• [The problem] Extract each line holding the word "Work" from the entries.

• [Data provided]

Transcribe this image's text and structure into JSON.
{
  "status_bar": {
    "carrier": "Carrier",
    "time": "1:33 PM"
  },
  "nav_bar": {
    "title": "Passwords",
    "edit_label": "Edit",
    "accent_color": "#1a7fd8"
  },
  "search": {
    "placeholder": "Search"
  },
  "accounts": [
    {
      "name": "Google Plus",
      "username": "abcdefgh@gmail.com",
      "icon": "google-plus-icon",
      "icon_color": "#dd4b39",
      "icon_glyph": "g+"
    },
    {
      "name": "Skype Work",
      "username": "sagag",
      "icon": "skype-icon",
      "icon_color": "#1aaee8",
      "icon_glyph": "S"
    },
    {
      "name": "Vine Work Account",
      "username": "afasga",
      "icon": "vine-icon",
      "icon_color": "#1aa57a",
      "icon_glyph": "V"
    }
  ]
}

* * *

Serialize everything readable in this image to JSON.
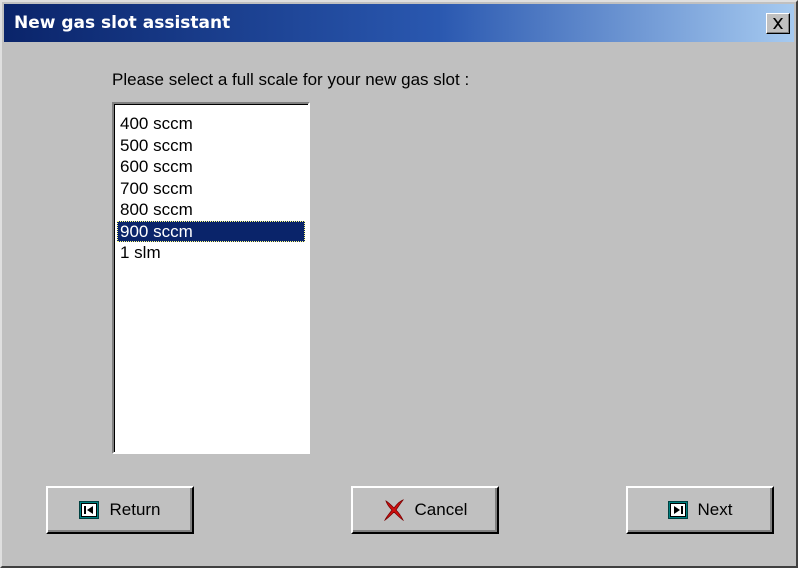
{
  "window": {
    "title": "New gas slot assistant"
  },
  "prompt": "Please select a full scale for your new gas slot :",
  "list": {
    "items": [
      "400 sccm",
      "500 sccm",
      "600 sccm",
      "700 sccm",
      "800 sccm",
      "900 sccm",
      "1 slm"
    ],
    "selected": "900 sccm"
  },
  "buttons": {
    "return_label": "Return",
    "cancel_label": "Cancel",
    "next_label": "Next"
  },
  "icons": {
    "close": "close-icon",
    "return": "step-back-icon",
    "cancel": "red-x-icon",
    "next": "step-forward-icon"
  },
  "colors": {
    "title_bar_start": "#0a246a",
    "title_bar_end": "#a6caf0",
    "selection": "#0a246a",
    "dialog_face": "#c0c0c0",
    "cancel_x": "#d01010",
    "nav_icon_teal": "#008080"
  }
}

• [Task output]
      "name": "Skype Work",
      "name": "Vine Work Account",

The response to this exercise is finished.